[Stored records]
──────────

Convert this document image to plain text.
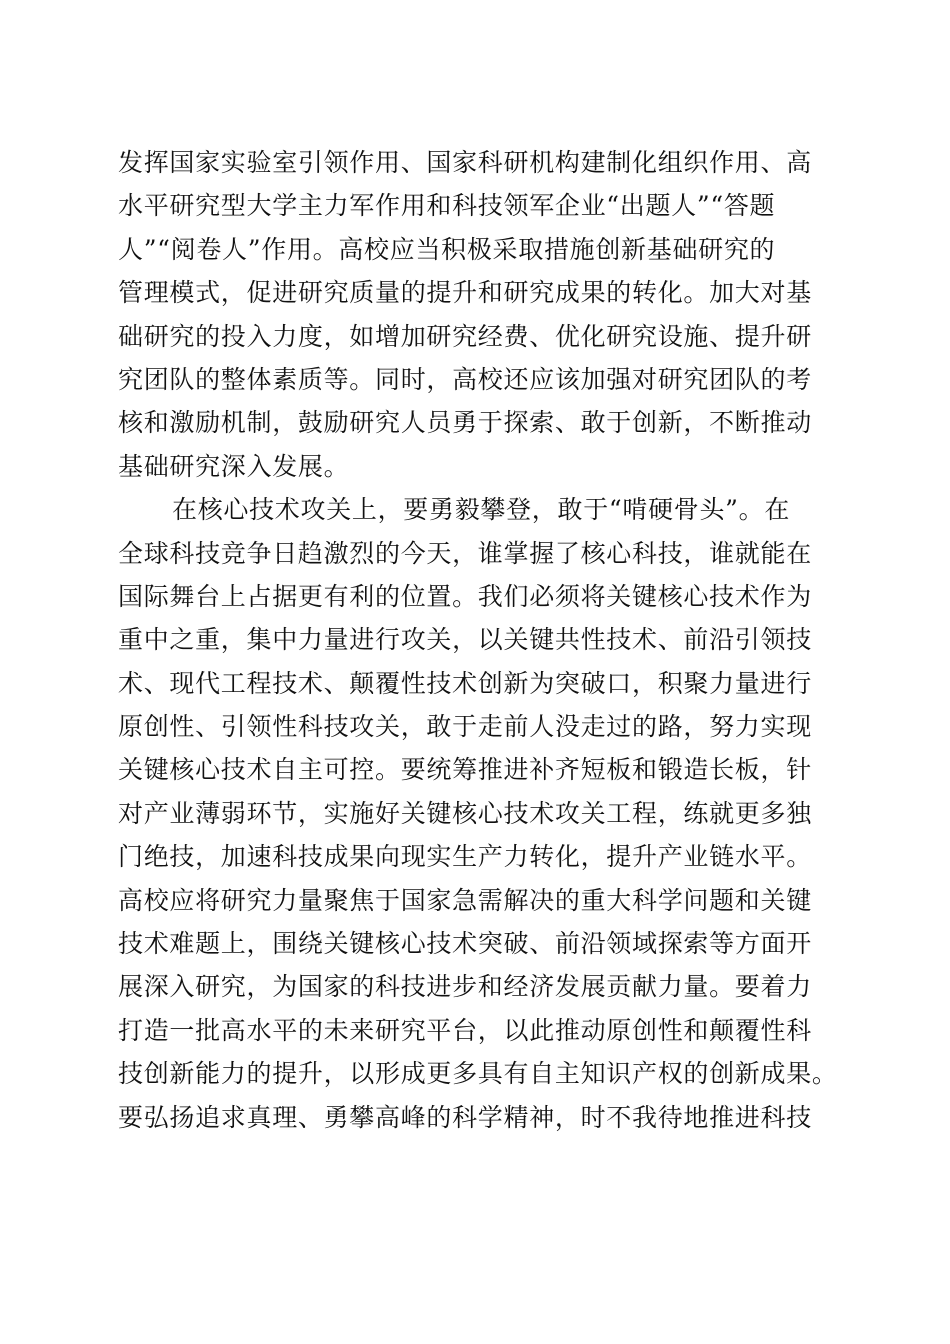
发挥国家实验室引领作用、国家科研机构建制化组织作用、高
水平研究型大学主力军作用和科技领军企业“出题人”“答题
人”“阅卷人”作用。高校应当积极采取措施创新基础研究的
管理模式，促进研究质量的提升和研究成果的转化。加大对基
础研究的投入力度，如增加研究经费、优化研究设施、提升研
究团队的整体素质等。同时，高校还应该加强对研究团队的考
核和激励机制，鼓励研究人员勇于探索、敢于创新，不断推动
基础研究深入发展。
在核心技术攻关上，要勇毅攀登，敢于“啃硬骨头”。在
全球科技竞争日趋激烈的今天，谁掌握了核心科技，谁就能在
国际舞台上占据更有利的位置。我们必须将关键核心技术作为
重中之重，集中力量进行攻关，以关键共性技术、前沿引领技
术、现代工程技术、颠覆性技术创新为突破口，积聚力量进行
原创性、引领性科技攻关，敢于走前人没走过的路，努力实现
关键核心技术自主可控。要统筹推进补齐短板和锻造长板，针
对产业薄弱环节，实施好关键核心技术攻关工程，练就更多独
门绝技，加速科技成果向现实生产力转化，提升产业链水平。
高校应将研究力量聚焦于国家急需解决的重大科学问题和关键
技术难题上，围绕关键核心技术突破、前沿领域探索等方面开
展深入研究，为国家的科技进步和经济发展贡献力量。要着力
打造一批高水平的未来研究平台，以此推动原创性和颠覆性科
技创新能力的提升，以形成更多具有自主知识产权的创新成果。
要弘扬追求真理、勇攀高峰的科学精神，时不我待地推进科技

──────────

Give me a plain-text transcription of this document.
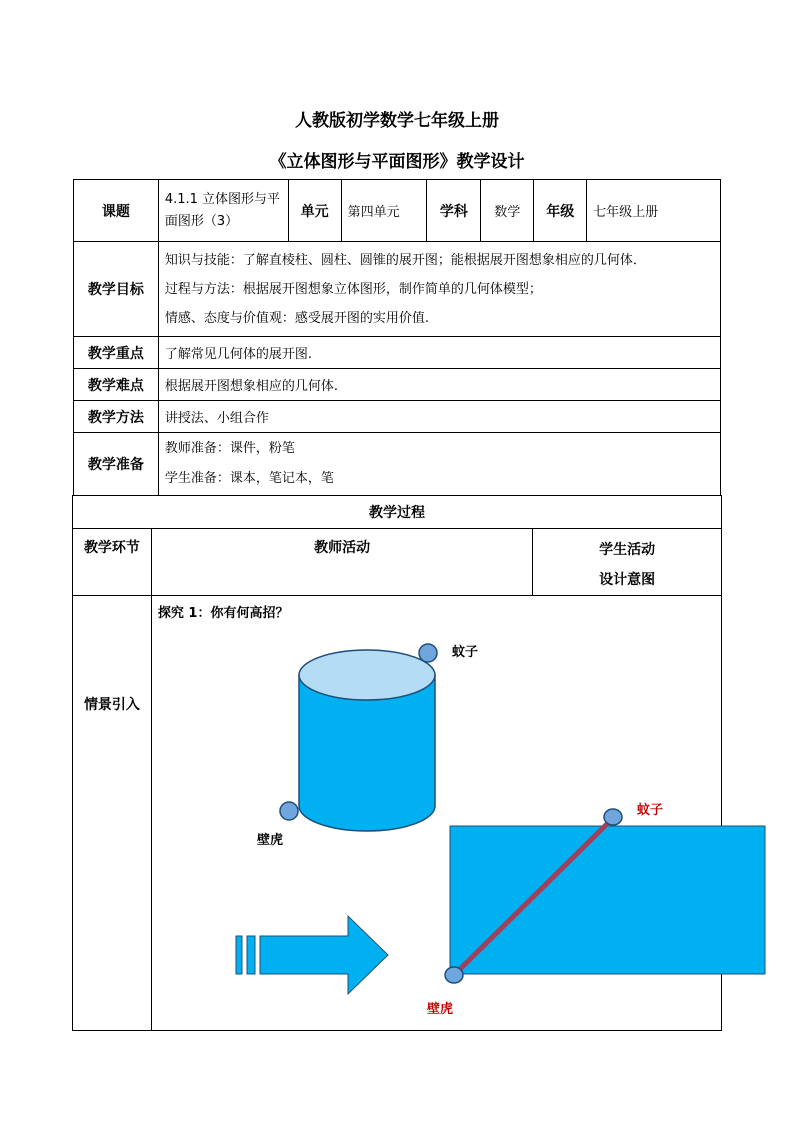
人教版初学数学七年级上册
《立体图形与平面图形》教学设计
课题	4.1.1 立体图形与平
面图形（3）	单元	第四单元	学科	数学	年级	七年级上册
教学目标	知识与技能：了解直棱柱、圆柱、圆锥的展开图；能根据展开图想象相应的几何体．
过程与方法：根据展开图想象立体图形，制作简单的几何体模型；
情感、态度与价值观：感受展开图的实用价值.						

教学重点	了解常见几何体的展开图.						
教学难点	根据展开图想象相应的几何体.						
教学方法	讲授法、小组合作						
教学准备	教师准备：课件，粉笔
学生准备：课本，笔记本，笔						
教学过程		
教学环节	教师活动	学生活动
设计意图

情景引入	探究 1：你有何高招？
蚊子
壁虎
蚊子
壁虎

──────────

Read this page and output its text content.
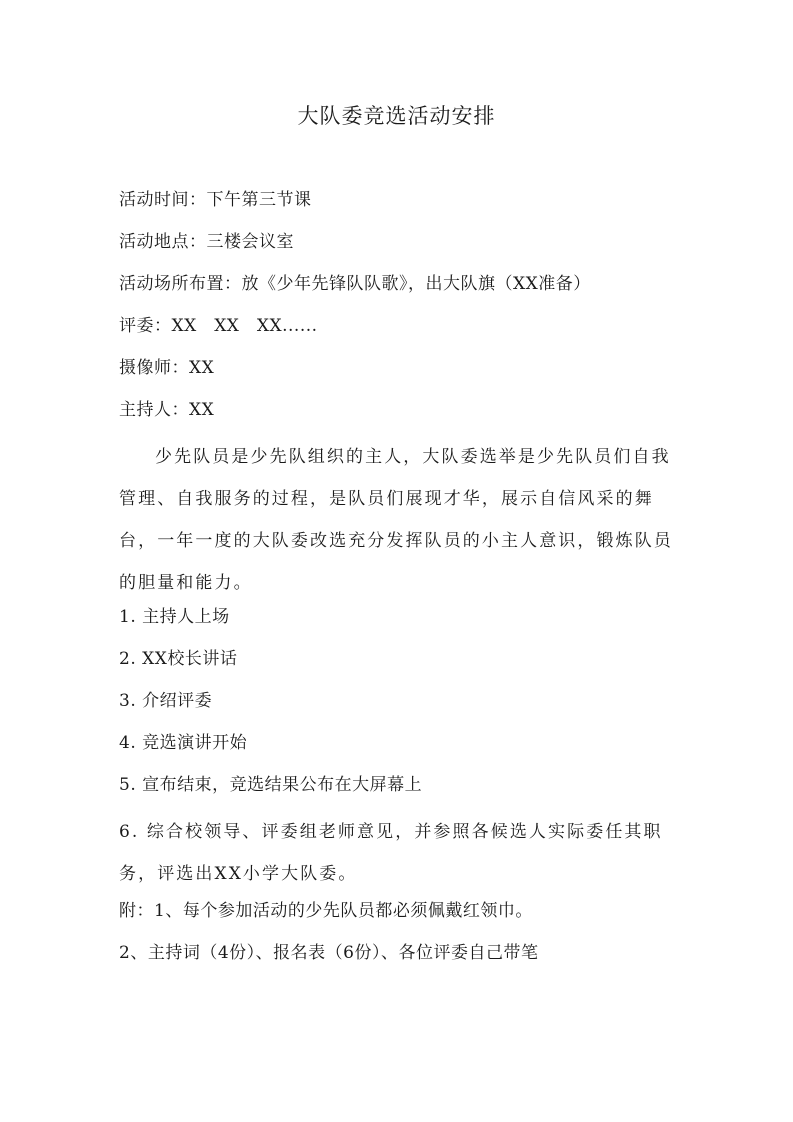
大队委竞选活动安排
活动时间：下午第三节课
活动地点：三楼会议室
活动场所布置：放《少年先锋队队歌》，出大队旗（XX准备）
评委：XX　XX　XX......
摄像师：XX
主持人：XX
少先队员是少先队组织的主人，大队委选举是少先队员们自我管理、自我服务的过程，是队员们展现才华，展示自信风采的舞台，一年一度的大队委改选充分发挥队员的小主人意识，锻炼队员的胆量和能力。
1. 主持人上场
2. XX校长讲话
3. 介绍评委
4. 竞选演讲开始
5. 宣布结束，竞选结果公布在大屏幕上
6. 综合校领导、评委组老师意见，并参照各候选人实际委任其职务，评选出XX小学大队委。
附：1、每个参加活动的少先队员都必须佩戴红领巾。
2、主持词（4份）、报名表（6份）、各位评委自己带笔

──────────

▶ _Aim of the exercise_: Show the lines that mention the word "plain".

▶ _Task response_:
Convert this document image to plain text.
Give me a plain-text transcription of this document.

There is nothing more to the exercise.